PROBLEM DETAILS
Find each line containing the string "nachdem" and return it.
———
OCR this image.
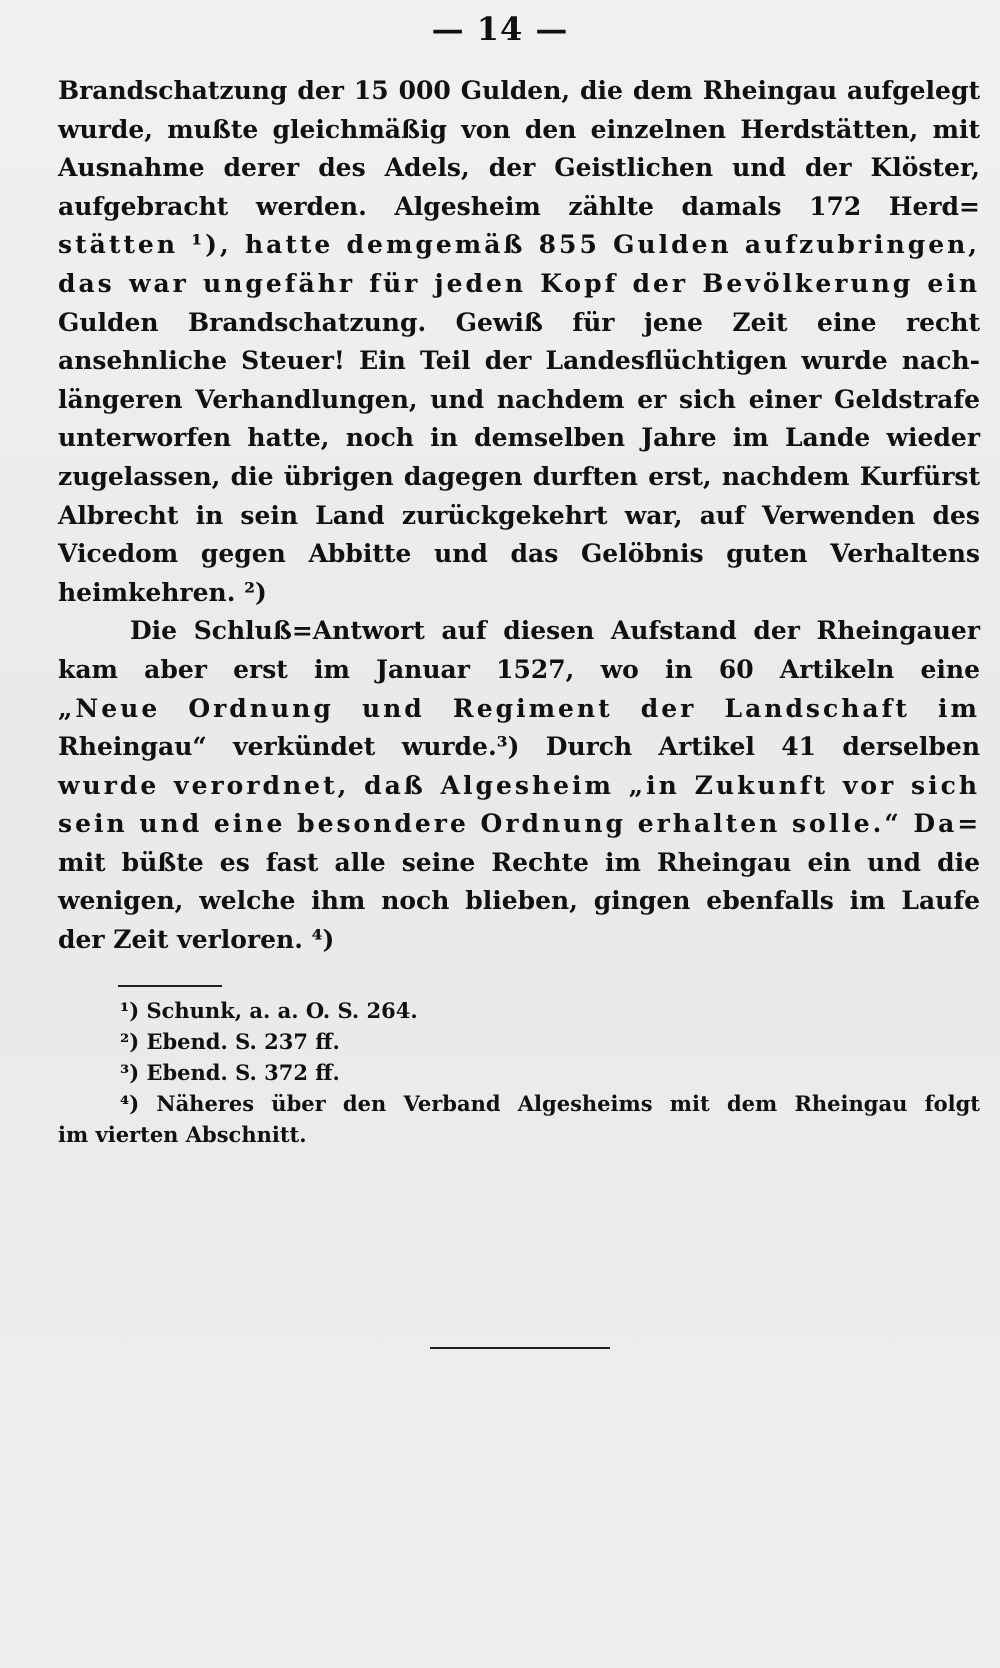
— 14 —
Brandschatzung der 15 000 Gulden, die dem Rheingau aufgelegt
wurde, mußte gleichmäßig von den einzelnen Herdstätten, mit
Ausnahme derer des Adels, der Geistlichen und der Klöster,
aufgebracht werden. Algesheim zählte damals 172 Herd=
stätten ¹), hatte demgemäß 855 Gulden aufzubringen,
das war ungefähr für jeden Kopf der Bevölkerung ein
Gulden Brandschatzung. Gewiß für jene Zeit eine recht
ansehnliche Steuer! Ein Teil der Landesflüchtigen wurde nach-
längeren Verhandlungen, und nachdem er sich einer Geldstrafe
unterworfen hatte, noch in demselben Jahre im Lande wieder
zugelassen, die übrigen dagegen durften erst, nachdem Kurfürst
Albrecht in sein Land zurückgekehrt war, auf Verwenden des
Vicedom gegen Abbitte und das Gelöbnis guten Verhaltens
heimkehren. ²)
Die Schluß=Antwort auf diesen Aufstand der Rheingauer
kam aber erst im Januar 1527, wo in 60 Artikeln eine
„Neue Ordnung und Regiment der Landschaft im
Rheingau“ verkündet wurde.³) Durch Artikel 41 derselben
wurde verordnet, daß Algesheim „in Zukunft vor sich
sein und eine besondere Ordnung erhalten solle.“ Da=
mit büßte es fast alle seine Rechte im Rheingau ein und die
wenigen, welche ihm noch blieben, gingen ebenfalls im Laufe
der Zeit verloren. ⁴)
¹) Schunk, a. a. O. S. 264.
²) Ebend. S. 237 ff.
³) Ebend. S. 372 ff.
⁴) Näheres über den Verband Algesheims mit dem Rheingau folgt
im vierten Abschnitt.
———
EXERCISE SOLUTION
längeren Verhandlungen, und nachdem er sich einer Geldstrafe
zugelassen, die übrigen dagegen durften erst, nachdem Kurfürst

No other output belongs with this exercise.